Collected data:
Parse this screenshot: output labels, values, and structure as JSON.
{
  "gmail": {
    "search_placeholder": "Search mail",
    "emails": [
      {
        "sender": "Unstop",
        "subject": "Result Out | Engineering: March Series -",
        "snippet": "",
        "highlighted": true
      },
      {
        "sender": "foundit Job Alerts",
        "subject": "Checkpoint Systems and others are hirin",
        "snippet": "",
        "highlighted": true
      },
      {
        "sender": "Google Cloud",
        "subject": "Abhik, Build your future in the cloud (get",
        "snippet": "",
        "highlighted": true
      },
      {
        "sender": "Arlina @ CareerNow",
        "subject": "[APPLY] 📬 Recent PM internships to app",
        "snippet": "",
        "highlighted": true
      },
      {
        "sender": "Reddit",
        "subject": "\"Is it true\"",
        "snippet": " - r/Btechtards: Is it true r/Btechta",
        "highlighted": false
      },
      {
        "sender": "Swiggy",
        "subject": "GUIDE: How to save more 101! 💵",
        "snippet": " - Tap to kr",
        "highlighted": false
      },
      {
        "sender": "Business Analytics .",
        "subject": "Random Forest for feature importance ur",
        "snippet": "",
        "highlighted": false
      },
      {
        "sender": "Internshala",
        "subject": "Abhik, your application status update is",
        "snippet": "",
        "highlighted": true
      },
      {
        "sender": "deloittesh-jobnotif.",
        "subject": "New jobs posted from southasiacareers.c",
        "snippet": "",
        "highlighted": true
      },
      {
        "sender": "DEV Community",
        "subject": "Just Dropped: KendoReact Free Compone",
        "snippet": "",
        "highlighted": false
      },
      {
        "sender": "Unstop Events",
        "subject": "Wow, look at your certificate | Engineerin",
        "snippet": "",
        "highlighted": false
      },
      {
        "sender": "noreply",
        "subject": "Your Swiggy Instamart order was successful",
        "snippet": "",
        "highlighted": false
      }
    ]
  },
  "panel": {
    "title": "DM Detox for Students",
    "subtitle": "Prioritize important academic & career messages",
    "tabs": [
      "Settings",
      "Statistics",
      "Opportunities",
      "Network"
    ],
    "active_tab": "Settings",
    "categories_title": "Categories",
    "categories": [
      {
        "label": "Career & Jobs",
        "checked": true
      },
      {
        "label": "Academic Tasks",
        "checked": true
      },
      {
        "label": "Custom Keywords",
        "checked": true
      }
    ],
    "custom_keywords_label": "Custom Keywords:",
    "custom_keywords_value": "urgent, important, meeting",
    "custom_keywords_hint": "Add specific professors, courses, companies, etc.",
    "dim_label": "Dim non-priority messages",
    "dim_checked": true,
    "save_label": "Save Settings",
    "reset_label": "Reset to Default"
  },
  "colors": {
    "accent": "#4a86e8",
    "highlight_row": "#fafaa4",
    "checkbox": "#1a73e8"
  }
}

REQUIREMENT: Working from the entries above, return all lines that contain "messages".

COMPLETE RESPONSE:
    "subtitle": "Prioritize important academic & career messages",
    "dim_label": "Dim non-priority messages",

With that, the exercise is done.